== Aim ==
Go through the data below. Pull out every line that has the word "probabilidade".

== Provided records ==
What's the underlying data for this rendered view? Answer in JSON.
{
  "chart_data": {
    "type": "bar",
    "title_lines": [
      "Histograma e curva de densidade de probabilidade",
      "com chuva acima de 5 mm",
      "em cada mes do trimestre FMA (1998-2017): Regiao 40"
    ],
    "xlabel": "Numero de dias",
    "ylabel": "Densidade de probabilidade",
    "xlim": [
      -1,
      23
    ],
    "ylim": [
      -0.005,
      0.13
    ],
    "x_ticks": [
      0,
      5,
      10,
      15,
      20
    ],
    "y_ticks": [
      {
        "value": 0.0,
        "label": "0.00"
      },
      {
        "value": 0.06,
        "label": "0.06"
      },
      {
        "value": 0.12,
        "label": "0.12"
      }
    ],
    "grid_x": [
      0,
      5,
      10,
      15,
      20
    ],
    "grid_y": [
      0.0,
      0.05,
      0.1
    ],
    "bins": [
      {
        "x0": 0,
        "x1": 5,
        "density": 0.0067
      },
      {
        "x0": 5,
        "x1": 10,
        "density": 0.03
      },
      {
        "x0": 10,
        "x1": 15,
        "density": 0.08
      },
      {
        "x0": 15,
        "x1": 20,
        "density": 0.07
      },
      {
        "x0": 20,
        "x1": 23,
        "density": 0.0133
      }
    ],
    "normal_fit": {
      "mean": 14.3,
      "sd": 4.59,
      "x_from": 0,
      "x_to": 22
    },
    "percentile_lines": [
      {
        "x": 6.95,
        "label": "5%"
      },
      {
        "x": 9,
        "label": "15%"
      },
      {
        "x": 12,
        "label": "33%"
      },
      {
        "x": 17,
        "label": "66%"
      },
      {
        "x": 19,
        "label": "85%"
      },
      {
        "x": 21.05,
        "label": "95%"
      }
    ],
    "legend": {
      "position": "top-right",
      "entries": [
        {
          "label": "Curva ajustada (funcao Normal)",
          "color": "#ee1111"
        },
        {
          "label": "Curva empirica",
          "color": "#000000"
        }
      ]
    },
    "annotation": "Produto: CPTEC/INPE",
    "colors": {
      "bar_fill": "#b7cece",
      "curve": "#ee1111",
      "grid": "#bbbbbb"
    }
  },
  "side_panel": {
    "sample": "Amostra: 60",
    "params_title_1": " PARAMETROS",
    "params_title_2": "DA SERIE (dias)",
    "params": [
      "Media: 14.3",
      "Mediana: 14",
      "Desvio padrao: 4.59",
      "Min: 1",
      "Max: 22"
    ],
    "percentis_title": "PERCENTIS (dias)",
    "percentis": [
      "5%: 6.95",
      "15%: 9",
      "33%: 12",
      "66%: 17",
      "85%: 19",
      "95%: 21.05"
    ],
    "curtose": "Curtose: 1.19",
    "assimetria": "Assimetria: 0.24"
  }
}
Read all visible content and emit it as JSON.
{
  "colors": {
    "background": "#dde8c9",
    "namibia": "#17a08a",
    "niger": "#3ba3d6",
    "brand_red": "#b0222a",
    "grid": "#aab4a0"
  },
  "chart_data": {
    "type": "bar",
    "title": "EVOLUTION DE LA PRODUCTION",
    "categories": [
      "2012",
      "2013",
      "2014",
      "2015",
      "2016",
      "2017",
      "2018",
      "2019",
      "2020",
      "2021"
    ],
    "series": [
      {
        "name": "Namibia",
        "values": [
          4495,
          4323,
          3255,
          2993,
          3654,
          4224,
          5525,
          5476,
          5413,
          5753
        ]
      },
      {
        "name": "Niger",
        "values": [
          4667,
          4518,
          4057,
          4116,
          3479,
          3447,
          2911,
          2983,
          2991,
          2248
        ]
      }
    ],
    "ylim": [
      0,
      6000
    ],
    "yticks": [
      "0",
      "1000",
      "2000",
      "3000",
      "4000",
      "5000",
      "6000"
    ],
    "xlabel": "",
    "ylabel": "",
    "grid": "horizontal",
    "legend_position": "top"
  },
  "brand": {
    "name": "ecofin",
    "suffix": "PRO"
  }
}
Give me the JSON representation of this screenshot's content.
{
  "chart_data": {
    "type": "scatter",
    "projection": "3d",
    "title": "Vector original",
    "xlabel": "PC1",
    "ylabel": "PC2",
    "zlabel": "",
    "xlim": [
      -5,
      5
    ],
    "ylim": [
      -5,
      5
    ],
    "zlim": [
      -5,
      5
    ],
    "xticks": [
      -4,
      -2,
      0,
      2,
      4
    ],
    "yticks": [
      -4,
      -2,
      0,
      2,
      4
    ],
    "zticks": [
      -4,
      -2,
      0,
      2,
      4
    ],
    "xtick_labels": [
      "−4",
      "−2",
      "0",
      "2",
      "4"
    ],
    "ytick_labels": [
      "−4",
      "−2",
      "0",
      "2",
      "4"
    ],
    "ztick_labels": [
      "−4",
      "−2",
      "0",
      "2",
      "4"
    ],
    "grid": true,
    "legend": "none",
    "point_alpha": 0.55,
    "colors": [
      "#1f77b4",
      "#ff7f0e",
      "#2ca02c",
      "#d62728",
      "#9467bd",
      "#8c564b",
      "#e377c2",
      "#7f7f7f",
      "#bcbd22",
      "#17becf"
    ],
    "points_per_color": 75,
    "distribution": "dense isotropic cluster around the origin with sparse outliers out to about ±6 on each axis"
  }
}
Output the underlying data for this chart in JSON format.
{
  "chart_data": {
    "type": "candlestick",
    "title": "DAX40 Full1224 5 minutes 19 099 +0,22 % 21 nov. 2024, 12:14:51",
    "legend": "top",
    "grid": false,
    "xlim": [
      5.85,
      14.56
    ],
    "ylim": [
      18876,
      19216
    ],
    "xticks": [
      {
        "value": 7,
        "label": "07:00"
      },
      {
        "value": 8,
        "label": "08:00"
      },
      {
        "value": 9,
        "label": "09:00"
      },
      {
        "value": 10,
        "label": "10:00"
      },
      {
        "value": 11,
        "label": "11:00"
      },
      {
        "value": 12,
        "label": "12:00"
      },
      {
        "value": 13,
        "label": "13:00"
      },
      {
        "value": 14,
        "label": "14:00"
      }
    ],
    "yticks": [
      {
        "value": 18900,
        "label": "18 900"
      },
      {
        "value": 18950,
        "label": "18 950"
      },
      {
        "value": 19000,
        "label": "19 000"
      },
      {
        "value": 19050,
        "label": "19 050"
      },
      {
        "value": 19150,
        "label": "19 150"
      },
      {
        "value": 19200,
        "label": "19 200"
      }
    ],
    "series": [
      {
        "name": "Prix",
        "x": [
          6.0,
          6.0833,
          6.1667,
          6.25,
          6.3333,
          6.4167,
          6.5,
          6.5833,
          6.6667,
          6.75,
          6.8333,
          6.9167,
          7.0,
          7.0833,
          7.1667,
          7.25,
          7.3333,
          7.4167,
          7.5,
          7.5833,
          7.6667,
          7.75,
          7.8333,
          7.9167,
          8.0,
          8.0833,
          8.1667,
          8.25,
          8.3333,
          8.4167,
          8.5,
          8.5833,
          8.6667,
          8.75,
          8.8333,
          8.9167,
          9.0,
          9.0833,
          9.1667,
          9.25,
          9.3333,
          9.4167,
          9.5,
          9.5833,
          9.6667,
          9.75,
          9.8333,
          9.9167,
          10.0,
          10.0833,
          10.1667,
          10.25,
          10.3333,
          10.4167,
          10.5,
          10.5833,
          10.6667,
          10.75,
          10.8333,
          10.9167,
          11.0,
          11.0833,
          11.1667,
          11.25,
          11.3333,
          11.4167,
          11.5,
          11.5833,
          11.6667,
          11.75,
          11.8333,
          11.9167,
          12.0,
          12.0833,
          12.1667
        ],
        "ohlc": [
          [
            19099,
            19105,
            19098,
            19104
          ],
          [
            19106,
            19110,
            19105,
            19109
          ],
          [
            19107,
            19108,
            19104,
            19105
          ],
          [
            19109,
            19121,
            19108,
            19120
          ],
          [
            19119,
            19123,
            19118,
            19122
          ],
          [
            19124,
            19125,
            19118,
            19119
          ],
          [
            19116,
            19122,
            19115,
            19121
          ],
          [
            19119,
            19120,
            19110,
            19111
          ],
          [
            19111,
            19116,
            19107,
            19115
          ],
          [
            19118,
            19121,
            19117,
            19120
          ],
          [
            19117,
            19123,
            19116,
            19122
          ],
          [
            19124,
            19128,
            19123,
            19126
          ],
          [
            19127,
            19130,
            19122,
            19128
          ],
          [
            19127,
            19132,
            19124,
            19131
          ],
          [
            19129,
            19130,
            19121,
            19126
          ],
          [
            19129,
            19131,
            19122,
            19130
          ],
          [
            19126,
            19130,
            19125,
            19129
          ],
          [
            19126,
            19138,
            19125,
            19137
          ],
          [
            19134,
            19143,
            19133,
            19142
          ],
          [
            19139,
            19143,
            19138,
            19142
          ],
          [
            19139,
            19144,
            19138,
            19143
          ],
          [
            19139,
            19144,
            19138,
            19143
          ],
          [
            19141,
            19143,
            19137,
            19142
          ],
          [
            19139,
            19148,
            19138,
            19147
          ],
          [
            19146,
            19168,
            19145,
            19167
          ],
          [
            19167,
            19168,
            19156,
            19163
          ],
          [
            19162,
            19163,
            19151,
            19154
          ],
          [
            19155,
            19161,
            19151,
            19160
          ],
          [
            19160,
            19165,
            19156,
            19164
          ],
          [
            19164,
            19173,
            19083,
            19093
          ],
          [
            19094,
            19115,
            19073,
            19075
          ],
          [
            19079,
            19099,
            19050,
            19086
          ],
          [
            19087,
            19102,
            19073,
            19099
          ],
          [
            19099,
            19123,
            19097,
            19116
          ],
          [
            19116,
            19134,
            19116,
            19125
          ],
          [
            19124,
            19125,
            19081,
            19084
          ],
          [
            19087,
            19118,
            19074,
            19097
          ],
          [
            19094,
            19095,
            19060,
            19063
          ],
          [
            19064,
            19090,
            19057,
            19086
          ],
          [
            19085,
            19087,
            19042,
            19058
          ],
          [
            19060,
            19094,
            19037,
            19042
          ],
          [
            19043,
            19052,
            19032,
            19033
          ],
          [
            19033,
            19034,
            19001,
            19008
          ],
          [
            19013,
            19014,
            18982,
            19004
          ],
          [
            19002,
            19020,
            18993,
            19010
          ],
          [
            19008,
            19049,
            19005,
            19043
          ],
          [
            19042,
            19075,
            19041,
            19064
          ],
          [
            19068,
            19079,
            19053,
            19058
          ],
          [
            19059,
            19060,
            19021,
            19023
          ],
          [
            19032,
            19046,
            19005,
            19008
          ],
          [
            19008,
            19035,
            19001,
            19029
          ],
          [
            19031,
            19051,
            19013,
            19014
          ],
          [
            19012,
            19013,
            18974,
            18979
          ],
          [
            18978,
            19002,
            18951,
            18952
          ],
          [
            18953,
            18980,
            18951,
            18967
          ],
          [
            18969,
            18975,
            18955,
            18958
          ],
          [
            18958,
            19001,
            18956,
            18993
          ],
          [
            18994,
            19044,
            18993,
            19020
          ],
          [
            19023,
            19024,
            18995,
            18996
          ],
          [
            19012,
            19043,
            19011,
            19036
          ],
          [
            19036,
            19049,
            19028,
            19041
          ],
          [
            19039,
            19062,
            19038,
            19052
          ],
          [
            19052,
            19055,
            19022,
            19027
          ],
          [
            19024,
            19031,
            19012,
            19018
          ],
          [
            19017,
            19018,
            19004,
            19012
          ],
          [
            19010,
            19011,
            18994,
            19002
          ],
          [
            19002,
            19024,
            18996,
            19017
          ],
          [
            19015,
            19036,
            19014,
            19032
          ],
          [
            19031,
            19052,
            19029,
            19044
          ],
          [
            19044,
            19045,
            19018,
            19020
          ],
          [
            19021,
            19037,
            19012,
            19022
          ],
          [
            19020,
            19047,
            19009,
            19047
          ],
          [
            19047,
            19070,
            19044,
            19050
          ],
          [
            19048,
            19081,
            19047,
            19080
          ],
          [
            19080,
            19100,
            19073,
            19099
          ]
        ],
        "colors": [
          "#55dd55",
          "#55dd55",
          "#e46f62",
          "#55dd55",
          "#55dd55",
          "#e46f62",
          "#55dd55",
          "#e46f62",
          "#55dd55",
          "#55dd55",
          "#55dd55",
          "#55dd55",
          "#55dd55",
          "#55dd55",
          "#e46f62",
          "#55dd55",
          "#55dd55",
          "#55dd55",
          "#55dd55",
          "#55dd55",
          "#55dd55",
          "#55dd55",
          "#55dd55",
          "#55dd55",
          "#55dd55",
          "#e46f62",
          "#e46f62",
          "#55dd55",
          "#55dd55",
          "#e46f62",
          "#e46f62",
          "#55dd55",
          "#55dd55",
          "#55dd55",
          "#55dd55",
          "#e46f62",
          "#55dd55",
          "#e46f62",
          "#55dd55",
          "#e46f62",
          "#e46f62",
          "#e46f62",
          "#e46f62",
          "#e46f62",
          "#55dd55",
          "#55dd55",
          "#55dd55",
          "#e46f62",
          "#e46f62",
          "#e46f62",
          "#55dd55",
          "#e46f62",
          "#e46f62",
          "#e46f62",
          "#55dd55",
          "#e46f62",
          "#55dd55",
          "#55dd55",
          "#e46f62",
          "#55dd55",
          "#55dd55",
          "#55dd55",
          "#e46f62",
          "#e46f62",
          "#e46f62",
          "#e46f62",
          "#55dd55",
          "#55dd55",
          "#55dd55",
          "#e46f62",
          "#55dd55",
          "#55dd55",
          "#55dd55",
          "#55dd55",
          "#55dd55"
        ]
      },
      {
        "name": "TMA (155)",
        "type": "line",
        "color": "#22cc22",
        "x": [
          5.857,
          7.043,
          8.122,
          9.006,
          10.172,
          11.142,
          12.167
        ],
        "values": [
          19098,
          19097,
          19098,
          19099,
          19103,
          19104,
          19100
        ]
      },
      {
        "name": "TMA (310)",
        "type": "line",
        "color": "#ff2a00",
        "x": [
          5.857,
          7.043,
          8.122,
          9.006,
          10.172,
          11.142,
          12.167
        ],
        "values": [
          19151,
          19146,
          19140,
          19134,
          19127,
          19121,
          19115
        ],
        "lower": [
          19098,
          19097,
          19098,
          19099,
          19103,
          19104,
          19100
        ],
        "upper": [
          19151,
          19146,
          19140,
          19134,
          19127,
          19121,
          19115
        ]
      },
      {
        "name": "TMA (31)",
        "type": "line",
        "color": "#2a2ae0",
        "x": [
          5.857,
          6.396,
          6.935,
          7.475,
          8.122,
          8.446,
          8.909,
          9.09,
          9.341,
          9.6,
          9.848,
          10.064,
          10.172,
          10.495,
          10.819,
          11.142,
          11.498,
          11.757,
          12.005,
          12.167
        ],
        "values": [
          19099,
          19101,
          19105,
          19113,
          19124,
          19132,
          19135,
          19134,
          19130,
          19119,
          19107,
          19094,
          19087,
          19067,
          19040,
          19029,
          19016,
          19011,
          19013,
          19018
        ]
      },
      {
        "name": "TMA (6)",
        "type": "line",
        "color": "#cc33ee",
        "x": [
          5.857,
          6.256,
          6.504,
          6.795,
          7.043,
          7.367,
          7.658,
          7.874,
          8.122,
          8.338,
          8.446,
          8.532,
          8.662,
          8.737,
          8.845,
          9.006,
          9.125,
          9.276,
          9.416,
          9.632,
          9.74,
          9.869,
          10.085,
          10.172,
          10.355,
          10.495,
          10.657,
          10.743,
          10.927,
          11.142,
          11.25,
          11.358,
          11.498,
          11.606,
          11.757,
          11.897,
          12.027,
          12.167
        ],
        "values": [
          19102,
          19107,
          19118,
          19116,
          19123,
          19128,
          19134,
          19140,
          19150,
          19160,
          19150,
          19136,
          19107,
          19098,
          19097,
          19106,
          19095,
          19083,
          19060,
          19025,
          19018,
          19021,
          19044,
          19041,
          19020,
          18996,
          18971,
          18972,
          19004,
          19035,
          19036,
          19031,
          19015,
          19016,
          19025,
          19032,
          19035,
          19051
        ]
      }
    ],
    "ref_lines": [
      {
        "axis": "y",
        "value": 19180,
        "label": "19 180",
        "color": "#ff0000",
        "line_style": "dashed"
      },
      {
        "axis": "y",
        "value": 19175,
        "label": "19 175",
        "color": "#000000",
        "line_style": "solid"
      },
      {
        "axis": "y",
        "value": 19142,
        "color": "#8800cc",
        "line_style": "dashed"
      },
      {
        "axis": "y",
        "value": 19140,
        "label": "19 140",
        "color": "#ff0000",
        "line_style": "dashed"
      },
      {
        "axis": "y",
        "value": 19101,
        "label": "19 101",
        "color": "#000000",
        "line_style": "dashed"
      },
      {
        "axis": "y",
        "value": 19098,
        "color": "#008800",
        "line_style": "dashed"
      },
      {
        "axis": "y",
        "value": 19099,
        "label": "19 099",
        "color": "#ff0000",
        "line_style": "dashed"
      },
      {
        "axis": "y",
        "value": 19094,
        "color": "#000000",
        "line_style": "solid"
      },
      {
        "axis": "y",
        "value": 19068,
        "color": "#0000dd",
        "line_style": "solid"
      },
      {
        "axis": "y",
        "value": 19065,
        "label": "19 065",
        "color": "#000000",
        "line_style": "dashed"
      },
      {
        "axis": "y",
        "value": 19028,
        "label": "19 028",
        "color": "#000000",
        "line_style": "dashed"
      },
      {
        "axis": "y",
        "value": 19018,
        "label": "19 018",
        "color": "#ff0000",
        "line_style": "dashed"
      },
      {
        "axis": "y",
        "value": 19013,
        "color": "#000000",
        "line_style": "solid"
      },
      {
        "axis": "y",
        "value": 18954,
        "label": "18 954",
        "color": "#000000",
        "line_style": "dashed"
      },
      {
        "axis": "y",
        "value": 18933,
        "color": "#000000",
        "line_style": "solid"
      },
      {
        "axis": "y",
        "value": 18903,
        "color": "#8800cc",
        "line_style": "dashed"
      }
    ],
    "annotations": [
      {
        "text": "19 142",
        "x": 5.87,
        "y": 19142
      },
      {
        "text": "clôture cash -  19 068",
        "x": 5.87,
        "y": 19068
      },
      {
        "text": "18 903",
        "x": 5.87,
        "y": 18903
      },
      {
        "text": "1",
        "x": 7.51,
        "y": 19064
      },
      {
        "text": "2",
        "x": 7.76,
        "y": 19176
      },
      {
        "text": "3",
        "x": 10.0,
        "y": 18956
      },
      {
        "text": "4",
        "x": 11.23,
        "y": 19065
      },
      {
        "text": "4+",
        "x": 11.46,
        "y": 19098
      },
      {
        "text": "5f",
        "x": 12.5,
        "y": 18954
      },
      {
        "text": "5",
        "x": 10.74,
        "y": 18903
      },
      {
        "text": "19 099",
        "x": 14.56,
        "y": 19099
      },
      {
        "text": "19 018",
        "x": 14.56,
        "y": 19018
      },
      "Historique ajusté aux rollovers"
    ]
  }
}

== Solution to this problem ==
      "Histograma e curva de densidade de probabilidade",
    "ylabel": "Densidade de probabilidade",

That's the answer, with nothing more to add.